Lines of data:
━━━━━━━━━━

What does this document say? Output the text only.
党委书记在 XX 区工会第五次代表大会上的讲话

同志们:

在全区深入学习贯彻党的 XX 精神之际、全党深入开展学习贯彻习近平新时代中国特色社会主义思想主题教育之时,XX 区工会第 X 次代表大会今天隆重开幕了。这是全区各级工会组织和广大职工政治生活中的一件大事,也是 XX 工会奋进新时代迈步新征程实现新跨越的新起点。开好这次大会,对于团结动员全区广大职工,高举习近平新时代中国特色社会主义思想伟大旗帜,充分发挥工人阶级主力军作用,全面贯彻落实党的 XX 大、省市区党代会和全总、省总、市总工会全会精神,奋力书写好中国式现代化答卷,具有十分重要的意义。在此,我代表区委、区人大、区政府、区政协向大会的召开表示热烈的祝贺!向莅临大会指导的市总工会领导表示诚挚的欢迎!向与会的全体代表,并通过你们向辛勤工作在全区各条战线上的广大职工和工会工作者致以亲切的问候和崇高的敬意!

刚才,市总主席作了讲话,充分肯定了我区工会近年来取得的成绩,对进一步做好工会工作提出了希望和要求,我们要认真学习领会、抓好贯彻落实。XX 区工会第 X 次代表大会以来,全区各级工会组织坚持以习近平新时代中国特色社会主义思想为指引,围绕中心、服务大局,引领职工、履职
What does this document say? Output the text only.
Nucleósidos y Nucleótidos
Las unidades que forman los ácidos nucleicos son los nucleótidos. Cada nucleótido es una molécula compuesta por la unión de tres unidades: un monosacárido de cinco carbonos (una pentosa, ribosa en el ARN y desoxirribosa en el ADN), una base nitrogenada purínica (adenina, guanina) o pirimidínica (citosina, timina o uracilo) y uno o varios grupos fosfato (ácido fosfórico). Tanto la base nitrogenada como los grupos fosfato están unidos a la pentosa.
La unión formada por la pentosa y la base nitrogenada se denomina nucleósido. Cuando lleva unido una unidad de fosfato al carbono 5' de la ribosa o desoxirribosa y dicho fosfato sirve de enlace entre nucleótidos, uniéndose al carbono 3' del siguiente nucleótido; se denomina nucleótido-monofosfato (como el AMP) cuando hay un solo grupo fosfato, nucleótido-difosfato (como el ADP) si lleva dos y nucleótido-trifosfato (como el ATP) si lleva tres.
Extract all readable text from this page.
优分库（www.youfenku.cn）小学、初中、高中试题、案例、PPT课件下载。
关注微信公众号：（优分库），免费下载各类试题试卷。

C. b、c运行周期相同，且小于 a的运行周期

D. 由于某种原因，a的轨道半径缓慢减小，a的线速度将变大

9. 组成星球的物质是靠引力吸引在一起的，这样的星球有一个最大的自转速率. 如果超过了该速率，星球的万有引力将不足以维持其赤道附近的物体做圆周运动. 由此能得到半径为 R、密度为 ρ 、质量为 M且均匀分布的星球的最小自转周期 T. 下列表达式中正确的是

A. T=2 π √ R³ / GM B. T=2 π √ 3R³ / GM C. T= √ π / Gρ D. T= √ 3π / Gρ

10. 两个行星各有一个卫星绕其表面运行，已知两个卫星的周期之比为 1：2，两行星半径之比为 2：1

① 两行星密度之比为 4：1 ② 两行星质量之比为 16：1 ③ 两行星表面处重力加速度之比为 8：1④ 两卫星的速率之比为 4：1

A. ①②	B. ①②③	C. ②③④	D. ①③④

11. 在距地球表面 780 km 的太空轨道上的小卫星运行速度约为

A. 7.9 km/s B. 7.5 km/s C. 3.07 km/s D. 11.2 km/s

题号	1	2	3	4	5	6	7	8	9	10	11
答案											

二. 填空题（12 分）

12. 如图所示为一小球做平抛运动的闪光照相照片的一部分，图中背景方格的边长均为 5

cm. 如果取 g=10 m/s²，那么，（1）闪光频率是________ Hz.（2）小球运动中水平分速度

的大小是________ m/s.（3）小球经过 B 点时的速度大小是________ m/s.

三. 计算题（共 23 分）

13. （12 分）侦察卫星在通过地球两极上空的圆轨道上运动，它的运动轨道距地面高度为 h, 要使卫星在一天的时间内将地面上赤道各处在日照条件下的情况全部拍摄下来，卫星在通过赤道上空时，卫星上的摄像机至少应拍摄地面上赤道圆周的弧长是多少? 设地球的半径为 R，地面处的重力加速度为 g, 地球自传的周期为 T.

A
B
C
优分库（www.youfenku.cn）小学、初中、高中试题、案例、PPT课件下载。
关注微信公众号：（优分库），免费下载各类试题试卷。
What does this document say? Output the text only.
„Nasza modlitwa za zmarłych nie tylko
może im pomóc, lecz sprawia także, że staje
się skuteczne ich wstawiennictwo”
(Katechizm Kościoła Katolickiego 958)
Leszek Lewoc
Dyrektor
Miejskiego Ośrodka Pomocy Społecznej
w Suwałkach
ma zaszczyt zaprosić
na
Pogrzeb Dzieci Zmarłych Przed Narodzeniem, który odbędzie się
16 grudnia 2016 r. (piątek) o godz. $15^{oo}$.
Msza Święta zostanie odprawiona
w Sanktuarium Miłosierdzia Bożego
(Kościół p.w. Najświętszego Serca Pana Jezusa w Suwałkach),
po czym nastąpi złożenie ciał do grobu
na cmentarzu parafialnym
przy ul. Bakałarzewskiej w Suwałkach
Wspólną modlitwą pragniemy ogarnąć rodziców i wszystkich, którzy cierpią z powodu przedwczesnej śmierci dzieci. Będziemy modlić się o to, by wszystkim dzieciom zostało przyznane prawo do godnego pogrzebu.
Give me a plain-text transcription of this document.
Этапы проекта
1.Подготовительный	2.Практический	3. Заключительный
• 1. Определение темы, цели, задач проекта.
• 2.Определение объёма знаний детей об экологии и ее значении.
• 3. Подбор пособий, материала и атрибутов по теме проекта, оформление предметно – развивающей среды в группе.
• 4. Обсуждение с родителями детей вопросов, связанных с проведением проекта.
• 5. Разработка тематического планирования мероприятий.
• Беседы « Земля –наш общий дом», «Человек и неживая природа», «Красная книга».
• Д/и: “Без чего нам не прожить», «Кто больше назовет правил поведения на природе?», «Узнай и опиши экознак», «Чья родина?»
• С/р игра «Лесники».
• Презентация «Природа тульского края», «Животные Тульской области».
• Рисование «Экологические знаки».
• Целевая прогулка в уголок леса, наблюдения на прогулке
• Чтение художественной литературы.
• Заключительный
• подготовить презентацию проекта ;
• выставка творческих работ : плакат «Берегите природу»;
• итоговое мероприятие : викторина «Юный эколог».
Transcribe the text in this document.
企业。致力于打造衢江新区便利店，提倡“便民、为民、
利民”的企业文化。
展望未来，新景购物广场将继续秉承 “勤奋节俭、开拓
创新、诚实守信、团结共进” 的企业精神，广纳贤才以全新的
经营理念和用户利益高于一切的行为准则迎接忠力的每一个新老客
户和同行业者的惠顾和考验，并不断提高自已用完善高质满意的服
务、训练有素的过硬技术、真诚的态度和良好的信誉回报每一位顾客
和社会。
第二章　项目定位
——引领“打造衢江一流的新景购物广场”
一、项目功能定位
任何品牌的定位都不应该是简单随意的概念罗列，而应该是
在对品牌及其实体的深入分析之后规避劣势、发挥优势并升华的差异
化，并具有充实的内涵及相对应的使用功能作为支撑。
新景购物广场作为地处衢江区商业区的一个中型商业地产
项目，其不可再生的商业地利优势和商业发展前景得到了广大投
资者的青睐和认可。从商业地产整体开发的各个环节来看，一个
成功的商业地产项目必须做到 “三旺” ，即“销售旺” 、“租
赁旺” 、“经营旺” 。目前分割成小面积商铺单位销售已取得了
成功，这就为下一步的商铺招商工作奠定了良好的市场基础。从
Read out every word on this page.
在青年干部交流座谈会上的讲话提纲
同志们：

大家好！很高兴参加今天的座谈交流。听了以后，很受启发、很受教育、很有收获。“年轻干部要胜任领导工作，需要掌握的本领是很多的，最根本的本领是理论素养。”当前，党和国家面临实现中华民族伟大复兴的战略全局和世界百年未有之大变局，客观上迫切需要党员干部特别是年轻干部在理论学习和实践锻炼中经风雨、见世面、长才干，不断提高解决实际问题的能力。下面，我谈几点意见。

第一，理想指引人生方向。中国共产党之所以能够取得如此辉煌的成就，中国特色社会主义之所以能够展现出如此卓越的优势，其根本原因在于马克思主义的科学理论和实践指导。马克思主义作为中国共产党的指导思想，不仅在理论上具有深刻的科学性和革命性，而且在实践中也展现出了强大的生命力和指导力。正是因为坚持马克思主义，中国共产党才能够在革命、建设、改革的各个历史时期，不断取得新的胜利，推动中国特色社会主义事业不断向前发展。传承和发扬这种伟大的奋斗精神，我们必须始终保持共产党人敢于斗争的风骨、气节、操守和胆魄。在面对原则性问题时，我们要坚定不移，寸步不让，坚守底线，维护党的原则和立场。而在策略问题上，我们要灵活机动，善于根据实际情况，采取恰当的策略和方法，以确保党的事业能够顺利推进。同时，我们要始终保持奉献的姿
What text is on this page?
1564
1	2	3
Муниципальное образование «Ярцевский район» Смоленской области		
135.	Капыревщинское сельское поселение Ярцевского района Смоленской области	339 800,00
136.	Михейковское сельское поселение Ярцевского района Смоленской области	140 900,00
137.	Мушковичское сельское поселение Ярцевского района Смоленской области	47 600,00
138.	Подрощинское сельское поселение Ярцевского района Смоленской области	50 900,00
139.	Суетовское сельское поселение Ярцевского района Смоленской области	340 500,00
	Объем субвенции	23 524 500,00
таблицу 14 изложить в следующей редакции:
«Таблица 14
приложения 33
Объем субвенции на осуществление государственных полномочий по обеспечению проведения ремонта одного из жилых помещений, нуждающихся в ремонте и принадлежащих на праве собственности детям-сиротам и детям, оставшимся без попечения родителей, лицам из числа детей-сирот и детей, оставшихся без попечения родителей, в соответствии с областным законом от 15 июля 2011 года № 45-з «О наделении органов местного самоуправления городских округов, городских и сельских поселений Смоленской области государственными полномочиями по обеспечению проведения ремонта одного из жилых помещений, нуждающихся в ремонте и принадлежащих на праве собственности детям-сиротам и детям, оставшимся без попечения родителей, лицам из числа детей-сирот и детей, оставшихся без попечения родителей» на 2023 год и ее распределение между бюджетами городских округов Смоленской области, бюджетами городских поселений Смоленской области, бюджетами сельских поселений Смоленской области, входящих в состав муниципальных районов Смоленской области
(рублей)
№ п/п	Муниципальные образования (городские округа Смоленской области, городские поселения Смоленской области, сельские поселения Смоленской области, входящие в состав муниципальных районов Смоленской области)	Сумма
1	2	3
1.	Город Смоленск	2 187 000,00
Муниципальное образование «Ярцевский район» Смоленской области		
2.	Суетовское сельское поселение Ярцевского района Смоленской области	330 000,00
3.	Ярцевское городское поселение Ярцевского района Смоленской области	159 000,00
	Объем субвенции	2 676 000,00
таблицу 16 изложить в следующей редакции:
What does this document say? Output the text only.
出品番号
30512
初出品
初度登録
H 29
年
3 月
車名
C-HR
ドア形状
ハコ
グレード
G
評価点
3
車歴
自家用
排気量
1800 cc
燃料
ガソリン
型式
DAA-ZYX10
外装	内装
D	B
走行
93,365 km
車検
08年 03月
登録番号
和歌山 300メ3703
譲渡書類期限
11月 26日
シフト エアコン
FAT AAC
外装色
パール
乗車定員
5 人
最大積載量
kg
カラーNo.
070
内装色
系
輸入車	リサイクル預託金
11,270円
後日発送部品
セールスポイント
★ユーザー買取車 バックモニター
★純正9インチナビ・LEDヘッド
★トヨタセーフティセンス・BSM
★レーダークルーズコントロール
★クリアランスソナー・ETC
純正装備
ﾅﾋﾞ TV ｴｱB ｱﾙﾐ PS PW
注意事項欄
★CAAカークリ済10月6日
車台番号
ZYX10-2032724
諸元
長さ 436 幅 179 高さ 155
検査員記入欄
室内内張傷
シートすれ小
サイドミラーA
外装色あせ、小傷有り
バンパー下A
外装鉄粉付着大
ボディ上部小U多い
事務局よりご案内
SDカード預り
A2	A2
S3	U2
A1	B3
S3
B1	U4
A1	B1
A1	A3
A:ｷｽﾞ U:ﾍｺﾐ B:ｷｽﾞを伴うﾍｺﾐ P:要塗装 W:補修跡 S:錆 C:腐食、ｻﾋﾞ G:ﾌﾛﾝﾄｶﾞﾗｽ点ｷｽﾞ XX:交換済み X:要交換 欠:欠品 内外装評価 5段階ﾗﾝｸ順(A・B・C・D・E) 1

━━━━━━━━━━

● **Directions**
What is the number of lines above that contain the string "nitrogenada"? Answer with the number alone.

● **Result**
2